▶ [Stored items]
** START **
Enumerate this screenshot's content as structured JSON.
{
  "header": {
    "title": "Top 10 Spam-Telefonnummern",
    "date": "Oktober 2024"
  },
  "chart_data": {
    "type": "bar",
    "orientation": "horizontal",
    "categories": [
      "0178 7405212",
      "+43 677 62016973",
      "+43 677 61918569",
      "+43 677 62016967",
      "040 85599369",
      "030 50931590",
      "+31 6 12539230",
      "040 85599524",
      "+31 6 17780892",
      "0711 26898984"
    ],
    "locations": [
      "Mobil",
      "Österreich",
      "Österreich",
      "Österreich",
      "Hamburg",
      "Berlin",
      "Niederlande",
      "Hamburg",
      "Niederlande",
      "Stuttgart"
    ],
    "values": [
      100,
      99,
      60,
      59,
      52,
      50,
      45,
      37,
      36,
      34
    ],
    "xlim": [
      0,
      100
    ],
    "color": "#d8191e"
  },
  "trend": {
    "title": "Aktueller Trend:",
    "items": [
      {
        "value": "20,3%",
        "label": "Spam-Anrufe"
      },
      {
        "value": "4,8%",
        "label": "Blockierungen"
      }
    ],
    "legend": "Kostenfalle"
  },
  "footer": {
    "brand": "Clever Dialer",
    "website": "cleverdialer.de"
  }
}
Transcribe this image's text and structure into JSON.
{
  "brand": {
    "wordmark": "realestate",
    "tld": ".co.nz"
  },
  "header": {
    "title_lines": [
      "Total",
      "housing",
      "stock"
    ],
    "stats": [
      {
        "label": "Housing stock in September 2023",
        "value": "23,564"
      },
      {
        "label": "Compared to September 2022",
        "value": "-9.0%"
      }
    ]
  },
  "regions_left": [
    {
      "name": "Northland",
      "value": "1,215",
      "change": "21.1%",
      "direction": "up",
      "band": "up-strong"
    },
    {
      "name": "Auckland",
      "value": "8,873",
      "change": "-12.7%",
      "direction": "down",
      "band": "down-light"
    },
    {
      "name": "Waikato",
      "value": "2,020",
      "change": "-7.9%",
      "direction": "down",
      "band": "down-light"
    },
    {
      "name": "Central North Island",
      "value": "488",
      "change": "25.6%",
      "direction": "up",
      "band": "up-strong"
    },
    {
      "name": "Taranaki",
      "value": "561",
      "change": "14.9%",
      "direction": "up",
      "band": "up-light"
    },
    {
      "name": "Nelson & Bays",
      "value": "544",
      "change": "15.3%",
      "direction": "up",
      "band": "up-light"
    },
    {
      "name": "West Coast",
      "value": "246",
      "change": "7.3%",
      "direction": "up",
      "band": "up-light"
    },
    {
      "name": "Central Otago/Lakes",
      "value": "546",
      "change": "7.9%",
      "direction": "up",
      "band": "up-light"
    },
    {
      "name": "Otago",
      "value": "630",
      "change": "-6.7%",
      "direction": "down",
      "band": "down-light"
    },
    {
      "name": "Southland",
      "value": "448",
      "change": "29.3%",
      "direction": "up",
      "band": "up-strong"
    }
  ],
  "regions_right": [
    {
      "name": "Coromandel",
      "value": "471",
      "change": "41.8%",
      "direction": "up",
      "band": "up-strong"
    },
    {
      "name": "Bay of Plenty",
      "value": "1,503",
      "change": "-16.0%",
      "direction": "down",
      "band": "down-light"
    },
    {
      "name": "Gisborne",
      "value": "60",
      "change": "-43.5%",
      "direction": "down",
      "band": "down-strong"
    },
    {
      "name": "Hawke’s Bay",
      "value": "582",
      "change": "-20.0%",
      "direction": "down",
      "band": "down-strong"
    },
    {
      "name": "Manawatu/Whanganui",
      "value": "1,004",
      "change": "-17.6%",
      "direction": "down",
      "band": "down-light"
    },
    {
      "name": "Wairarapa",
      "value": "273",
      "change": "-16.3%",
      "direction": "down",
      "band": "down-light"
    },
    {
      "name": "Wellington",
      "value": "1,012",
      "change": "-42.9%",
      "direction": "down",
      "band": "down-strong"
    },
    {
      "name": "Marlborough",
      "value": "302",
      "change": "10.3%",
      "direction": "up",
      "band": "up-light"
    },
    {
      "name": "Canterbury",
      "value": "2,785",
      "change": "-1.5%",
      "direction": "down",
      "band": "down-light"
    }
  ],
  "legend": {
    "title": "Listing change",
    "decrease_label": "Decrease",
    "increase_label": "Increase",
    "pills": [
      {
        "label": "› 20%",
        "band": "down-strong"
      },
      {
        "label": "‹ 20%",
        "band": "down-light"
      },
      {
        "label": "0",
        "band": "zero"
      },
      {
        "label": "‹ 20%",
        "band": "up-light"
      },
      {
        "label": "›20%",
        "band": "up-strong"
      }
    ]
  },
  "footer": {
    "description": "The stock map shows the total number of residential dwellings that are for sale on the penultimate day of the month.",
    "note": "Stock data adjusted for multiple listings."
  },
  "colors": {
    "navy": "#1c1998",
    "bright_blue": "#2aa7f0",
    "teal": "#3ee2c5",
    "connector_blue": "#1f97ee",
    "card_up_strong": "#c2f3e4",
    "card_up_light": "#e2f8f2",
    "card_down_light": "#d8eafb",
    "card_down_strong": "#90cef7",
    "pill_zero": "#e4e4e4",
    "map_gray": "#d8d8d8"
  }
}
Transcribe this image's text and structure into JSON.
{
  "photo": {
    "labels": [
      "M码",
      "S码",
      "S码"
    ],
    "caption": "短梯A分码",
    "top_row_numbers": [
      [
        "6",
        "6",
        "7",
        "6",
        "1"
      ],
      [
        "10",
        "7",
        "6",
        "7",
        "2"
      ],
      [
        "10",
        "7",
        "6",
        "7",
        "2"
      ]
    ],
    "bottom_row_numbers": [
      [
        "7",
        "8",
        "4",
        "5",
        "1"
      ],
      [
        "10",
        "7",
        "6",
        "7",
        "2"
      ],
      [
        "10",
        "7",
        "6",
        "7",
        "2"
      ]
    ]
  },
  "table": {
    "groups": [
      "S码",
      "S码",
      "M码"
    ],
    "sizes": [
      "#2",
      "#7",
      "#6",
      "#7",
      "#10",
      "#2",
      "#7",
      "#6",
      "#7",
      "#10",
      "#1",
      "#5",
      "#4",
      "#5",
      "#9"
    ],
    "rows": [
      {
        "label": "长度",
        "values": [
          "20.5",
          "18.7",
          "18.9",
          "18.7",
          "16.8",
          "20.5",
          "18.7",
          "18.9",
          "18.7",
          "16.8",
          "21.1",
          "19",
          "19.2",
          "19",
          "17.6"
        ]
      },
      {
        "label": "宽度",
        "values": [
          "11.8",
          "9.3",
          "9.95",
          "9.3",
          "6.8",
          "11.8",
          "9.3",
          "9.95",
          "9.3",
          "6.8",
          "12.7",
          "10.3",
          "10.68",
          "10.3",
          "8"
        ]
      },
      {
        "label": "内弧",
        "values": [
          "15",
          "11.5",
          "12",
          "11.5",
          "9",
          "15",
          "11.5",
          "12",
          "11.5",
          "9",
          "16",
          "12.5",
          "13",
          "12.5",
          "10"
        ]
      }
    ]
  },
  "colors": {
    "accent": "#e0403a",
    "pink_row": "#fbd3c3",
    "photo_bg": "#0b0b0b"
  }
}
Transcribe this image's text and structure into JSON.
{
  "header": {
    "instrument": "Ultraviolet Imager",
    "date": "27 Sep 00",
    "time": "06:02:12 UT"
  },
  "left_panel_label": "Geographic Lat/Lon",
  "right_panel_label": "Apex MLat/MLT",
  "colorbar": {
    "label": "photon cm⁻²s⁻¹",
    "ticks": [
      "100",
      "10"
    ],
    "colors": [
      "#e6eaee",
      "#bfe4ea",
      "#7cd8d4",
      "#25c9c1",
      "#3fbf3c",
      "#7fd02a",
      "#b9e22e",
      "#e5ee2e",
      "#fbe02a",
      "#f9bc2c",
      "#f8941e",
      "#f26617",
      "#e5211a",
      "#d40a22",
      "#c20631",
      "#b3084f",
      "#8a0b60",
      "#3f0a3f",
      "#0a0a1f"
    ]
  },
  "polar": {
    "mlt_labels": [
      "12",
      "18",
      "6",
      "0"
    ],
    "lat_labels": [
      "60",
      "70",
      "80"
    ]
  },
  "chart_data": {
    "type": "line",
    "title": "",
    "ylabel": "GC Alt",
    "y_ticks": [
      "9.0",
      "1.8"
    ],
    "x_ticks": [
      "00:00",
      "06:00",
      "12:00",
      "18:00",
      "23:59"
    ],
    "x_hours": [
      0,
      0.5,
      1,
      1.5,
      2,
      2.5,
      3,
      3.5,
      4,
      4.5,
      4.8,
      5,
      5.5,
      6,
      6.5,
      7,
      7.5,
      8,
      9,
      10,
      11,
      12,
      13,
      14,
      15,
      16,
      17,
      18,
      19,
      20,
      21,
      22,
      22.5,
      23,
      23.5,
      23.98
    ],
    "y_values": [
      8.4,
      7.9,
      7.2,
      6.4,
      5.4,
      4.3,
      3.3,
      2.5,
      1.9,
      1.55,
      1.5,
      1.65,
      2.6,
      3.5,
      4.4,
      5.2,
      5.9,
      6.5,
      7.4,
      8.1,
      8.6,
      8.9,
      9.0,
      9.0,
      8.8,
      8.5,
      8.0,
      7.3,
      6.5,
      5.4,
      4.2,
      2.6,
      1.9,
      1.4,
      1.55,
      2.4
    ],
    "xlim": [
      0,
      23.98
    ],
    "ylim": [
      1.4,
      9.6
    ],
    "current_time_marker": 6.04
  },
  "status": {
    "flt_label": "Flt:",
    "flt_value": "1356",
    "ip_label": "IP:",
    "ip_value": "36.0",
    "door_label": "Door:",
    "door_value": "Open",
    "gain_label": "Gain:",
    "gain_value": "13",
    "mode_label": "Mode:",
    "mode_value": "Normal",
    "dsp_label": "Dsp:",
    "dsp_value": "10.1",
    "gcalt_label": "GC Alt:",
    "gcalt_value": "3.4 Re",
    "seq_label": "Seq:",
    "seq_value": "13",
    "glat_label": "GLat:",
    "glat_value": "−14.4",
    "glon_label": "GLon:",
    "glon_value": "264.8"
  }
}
** END **
In the material above, find the lines that contain "Otago" and show them.

      "name": "Central Otago/Lakes",
      "name": "Otago",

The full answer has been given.